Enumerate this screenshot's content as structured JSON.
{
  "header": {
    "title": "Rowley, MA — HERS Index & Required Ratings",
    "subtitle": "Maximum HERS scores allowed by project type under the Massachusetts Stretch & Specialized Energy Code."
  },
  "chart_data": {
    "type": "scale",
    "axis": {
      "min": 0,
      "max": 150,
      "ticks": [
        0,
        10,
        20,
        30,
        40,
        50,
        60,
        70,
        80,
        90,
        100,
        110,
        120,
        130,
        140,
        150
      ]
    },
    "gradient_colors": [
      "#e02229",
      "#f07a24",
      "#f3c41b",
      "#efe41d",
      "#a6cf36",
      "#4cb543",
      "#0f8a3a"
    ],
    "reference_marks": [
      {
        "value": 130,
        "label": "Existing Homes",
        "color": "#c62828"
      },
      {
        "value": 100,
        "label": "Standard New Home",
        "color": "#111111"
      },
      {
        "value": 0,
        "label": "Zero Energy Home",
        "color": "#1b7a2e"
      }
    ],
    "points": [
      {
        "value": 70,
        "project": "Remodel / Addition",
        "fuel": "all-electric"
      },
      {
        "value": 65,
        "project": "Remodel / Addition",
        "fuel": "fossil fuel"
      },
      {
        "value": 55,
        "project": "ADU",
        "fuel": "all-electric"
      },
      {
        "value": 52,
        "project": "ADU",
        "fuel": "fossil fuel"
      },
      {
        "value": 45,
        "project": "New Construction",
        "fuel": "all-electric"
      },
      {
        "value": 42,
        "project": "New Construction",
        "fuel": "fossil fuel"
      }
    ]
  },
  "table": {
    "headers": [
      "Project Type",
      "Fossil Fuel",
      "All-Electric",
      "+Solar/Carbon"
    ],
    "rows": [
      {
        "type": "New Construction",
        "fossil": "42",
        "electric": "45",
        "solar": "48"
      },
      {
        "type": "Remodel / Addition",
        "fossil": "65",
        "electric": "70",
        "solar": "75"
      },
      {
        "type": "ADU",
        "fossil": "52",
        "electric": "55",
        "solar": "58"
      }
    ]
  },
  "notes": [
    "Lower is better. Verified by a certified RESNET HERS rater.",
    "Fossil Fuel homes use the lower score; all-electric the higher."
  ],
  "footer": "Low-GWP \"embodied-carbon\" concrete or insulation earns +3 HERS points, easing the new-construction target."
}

=======

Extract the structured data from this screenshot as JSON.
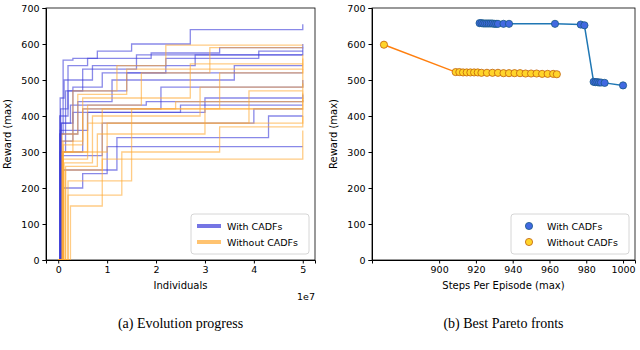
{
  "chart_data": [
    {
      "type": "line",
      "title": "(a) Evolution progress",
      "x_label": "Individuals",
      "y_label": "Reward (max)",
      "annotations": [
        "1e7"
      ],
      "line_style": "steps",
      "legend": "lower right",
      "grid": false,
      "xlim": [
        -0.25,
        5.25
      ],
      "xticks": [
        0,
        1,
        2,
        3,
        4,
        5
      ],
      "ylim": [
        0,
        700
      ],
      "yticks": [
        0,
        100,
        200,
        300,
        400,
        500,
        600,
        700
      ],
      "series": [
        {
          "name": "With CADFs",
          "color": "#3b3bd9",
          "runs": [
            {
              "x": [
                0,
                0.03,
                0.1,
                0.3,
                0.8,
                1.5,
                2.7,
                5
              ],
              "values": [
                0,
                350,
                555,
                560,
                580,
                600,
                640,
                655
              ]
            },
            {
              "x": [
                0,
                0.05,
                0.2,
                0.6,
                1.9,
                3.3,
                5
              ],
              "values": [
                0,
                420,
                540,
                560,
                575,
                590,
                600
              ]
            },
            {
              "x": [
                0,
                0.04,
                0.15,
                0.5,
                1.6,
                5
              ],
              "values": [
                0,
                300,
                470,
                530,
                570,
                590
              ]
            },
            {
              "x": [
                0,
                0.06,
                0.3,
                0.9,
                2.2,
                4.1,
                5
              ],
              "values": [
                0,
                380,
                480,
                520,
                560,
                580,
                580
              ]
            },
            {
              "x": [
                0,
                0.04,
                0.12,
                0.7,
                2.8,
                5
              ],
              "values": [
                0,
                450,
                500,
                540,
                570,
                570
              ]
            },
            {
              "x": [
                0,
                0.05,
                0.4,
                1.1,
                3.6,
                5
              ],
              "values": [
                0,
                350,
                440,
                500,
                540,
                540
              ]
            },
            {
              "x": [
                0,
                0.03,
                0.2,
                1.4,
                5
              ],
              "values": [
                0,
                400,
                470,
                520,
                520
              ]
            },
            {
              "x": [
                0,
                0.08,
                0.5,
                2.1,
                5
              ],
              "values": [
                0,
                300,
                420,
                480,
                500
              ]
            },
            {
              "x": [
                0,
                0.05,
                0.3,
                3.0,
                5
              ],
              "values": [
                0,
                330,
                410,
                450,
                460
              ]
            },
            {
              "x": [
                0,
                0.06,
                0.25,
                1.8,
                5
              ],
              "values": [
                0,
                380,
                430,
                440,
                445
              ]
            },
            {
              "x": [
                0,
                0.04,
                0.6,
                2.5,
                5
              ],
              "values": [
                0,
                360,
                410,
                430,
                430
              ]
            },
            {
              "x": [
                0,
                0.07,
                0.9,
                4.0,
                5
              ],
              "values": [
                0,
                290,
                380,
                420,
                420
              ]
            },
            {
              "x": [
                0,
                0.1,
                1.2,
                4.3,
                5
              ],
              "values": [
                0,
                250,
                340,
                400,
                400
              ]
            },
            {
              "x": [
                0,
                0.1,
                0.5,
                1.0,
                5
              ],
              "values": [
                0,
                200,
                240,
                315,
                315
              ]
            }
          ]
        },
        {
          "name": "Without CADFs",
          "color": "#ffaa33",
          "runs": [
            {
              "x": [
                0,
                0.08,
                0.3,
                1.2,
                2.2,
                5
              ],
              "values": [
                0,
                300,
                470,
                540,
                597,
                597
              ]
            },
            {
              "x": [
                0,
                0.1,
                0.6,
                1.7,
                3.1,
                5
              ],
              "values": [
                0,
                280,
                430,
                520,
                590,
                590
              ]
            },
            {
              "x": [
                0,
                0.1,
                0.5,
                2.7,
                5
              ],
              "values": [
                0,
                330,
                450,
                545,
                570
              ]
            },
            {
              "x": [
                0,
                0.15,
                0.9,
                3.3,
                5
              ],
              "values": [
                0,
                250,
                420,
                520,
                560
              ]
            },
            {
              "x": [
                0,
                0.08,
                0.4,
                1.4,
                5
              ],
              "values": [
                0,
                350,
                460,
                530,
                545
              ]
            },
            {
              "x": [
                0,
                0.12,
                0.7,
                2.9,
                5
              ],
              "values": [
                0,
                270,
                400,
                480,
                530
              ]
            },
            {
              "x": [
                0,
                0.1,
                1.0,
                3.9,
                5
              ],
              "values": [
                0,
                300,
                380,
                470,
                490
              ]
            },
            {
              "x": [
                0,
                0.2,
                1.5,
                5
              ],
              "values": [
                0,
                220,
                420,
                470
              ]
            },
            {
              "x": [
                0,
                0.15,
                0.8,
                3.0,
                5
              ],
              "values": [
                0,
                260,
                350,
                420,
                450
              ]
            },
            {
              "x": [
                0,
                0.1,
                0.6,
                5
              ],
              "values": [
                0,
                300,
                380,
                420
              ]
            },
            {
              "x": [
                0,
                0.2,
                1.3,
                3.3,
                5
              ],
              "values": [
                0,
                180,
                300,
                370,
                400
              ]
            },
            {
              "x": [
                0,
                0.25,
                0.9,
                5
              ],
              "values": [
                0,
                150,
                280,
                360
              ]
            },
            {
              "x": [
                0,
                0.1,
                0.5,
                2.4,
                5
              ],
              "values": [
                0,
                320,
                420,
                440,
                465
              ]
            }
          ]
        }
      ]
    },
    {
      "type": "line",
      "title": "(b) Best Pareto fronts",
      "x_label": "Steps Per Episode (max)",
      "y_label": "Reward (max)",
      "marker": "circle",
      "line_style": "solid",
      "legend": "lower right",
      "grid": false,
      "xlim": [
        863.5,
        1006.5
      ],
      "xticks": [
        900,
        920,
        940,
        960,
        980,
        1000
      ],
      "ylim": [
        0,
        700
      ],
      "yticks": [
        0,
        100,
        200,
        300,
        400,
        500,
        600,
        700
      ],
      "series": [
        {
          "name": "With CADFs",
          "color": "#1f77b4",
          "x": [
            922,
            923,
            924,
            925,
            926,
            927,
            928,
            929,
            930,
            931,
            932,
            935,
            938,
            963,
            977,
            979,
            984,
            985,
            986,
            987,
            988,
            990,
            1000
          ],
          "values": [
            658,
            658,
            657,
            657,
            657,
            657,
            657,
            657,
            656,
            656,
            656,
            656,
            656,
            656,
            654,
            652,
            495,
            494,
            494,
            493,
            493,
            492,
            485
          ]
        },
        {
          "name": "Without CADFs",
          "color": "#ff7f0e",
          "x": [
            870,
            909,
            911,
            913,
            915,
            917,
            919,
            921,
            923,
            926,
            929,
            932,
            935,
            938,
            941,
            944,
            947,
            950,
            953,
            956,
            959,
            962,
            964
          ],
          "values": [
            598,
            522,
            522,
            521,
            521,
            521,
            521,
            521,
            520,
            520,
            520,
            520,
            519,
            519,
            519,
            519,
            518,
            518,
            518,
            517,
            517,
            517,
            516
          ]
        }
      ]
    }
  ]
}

=======

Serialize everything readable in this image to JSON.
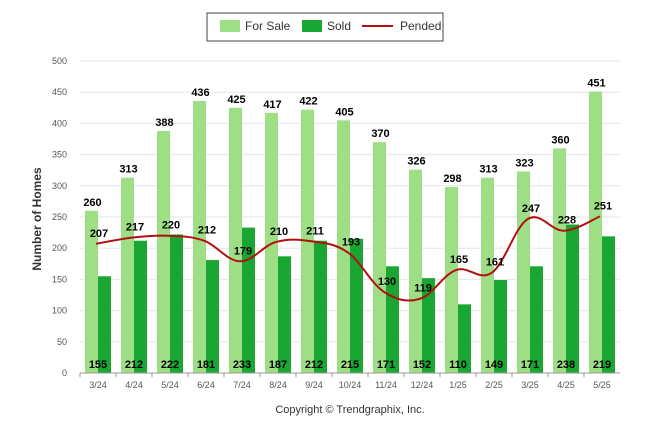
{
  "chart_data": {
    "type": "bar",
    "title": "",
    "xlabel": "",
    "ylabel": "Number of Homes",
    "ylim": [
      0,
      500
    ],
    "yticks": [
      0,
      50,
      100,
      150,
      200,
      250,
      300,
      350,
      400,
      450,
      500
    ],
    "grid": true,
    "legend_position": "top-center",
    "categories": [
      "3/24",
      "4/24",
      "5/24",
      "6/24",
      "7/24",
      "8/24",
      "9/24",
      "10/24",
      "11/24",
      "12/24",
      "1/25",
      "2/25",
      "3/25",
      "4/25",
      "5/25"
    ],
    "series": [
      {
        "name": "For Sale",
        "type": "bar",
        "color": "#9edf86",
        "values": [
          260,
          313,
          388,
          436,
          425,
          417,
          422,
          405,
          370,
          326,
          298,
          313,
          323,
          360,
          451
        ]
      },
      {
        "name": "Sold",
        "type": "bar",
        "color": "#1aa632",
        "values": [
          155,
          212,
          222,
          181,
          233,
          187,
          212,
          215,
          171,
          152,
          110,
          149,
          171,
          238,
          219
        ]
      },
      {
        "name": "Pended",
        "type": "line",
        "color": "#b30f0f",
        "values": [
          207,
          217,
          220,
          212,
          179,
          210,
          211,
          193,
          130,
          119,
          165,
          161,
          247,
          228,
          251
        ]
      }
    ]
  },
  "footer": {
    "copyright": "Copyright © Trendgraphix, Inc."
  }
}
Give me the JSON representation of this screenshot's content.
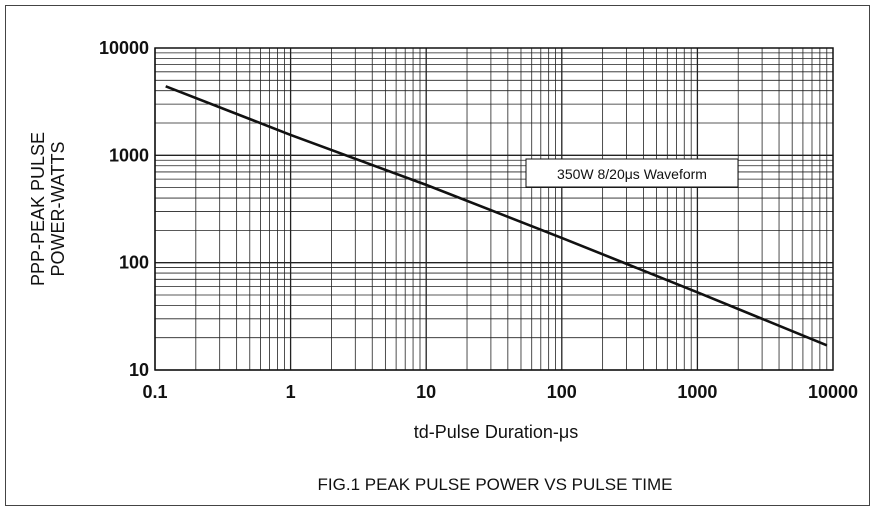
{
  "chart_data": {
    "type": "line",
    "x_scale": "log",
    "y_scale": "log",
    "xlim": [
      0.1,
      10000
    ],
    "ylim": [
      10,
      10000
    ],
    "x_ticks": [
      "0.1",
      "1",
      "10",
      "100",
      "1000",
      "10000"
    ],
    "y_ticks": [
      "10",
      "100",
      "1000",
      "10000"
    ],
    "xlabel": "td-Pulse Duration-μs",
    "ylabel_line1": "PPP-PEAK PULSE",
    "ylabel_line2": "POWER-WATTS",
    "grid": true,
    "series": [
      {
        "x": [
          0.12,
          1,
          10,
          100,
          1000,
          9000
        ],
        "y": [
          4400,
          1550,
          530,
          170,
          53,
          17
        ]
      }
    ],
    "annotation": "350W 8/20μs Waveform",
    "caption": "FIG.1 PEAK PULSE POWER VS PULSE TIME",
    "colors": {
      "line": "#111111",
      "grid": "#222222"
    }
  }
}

=======

State the count of lines that contain the string "Energy". Nothing else is needed.

EXERCISE RESULT :: 2